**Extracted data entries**
* * * * *

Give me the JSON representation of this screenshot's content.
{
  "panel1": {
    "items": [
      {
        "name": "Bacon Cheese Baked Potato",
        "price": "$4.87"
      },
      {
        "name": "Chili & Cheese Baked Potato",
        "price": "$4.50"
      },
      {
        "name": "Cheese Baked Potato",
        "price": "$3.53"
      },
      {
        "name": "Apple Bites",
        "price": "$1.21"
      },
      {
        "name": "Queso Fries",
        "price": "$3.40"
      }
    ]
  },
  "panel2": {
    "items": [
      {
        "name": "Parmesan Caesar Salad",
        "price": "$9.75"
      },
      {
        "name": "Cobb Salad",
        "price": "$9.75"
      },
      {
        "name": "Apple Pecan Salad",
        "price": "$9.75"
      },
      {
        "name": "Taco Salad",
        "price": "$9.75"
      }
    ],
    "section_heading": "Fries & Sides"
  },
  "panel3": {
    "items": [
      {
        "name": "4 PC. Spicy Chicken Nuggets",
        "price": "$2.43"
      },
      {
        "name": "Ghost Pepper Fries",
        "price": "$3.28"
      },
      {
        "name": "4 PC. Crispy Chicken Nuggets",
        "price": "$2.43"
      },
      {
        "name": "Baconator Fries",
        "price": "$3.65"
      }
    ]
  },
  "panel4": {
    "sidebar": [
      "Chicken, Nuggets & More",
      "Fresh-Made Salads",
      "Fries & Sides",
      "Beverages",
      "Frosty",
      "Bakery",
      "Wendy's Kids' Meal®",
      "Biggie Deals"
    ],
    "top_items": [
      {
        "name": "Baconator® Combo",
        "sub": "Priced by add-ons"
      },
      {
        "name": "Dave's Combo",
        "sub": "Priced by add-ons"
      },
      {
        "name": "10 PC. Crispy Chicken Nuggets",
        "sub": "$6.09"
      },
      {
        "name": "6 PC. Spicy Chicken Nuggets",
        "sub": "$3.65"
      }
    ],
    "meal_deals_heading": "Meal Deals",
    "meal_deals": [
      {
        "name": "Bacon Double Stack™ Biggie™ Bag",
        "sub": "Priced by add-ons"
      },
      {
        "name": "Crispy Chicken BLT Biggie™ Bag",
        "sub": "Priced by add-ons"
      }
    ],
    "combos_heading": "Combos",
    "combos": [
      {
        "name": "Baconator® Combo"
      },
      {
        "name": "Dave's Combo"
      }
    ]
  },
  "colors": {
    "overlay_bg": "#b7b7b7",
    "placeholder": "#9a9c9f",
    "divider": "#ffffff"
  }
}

* * * * *

**What the task requires**
Copy all the records above precisely.

**Expected output**
Give me the JSON representation of this screenshot's content.
{
  "panel1": {
    "items": [
      {
        "name": "Bacon Cheese Baked Potato",
        "price": "$4.87"
      },
      {
        "name": "Chili & Cheese Baked Potato",
        "price": "$4.50"
      },
      {
        "name": "Cheese Baked Potato",
        "price": "$3.53"
      },
      {
        "name": "Apple Bites",
        "price": "$1.21"
      },
      {
        "name": "Queso Fries",
        "price": "$3.40"
      }
    ]
  },
  "panel2": {
    "items": [
      {
        "name": "Parmesan Caesar Salad",
        "price": "$9.75"
      },
      {
        "name": "Cobb Salad",
        "price": "$9.75"
      },
      {
        "name": "Apple Pecan Salad",
        "price": "$9.75"
      },
      {
        "name": "Taco Salad",
        "price": "$9.75"
      }
    ],
    "section_heading": "Fries & Sides"
  },
  "panel3": {
    "items": [
      {
        "name": "4 PC. Spicy Chicken Nuggets",
        "price": "$2.43"
      },
      {
        "name": "Ghost Pepper Fries",
        "price": "$3.28"
      },
      {
        "name": "4 PC. Crispy Chicken Nuggets",
        "price": "$2.43"
      },
      {
        "name": "Baconator Fries",
        "price": "$3.65"
      }
    ]
  },
  "panel4": {
    "sidebar": [
      "Chicken, Nuggets & More",
      "Fresh-Made Salads",
      "Fries & Sides",
      "Beverages",
      "Frosty",
      "Bakery",
      "Wendy's Kids' Meal®",
      "Biggie Deals"
    ],
    "top_items": [
      {
        "name": "Baconator® Combo",
        "sub": "Priced by add-ons"
      },
      {
        "name": "Dave's Combo",
        "sub": "Priced by add-ons"
      },
      {
        "name": "10 PC. Crispy Chicken Nuggets",
        "sub": "$6.09"
      },
      {
        "name": "6 PC. Spicy Chicken Nuggets",
        "sub": "$3.65"
      }
    ],
    "meal_deals_heading": "Meal Deals",
    "meal_deals": [
      {
        "name": "Bacon Double Stack™ Biggie™ Bag",
        "sub": "Priced by add-ons"
      },
      {
        "name": "Crispy Chicken BLT Biggie™ Bag",
        "sub": "Priced by add-ons"
      }
    ],
    "combos_heading": "Combos",
    "combos": [
      {
        "name": "Baconator® Combo"
      },
      {
        "name": "Dave's Combo"
      }
    ]
  },
  "colors": {
    "overlay_bg": "#b7b7b7",
    "placeholder": "#9a9c9f",
    "divider": "#ffffff"
  }
}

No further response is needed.